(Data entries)
.....

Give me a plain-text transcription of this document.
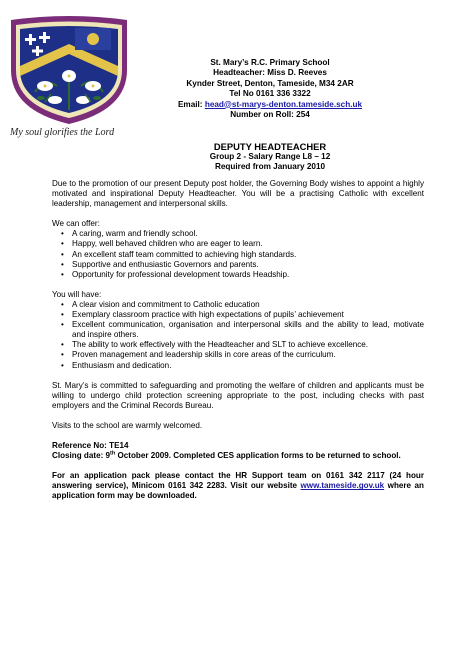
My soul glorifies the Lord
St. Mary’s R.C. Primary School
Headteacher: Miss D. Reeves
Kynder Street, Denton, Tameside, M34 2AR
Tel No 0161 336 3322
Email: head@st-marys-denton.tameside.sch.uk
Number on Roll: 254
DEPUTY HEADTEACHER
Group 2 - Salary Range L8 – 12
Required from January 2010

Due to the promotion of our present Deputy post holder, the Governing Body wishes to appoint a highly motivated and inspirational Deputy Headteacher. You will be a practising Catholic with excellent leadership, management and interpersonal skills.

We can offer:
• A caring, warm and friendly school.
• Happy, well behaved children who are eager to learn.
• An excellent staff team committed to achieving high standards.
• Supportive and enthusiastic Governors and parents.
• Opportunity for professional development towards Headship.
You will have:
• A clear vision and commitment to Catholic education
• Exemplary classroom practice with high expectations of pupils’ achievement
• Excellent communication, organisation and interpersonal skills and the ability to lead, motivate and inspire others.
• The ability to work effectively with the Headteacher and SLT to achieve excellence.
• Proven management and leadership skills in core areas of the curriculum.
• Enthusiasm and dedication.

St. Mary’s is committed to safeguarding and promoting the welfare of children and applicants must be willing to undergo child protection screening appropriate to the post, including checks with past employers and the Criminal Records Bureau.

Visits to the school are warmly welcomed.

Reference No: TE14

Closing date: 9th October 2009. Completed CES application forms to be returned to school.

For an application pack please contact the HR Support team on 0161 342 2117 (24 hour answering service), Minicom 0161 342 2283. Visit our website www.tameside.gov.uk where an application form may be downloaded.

.....

* _Given instruction_
Quote the records above in full, dropping each picture.

* _Output of the task_
Give me a plain-text transcription of this document.
My soul glorifies the Lord
St. Mary’s R.C. Primary School
Headteacher: Miss D. Reeves
Kynder Street, Denton, Tameside, M34 2AR
Tel No 0161 336 3322
Email: head@st-marys-denton.tameside.sch.uk
Number on Roll: 254
DEPUTY HEADTEACHER
Group 2 - Salary Range L8 – 12
Required from January 2010

Due to the promotion of our present Deputy post holder, the Governing Body wishes to appoint a highly motivated and inspirational Deputy Headteacher. You will be a practising Catholic with excellent leadership, management and interpersonal skills.

We can offer:
• A caring, warm and friendly school.
• Happy, well behaved children who are eager to learn.
• An excellent staff team committed to achieving high standards.
• Supportive and enthusiastic Governors and parents.
• Opportunity for professional development towards Headship.
You will have:
• A clear vision and commitment to Catholic education
• Exemplary classroom practice with high expectations of pupils’ achievement
• Excellent communication, organisation and interpersonal skills and the ability to lead, motivate and inspire others.
• The ability to work effectively with the Headteacher and SLT to achieve excellence.
• Proven management and leadership skills in core areas of the curriculum.
• Enthusiasm and dedication.

St. Mary’s is committed to safeguarding and promoting the welfare of children and applicants must be willing to undergo child protection screening appropriate to the post, including checks with past employers and the Criminal Records Bureau.

Visits to the school are warmly welcomed.

Reference No: TE14

Closing date: 9th October 2009. Completed CES application forms to be returned to school.

For an application pack please contact the HR Support team on 0161 342 2117 (24 hour answering service), Minicom 0161 342 2283. Visit our website www.tameside.gov.uk where an application form may be downloaded.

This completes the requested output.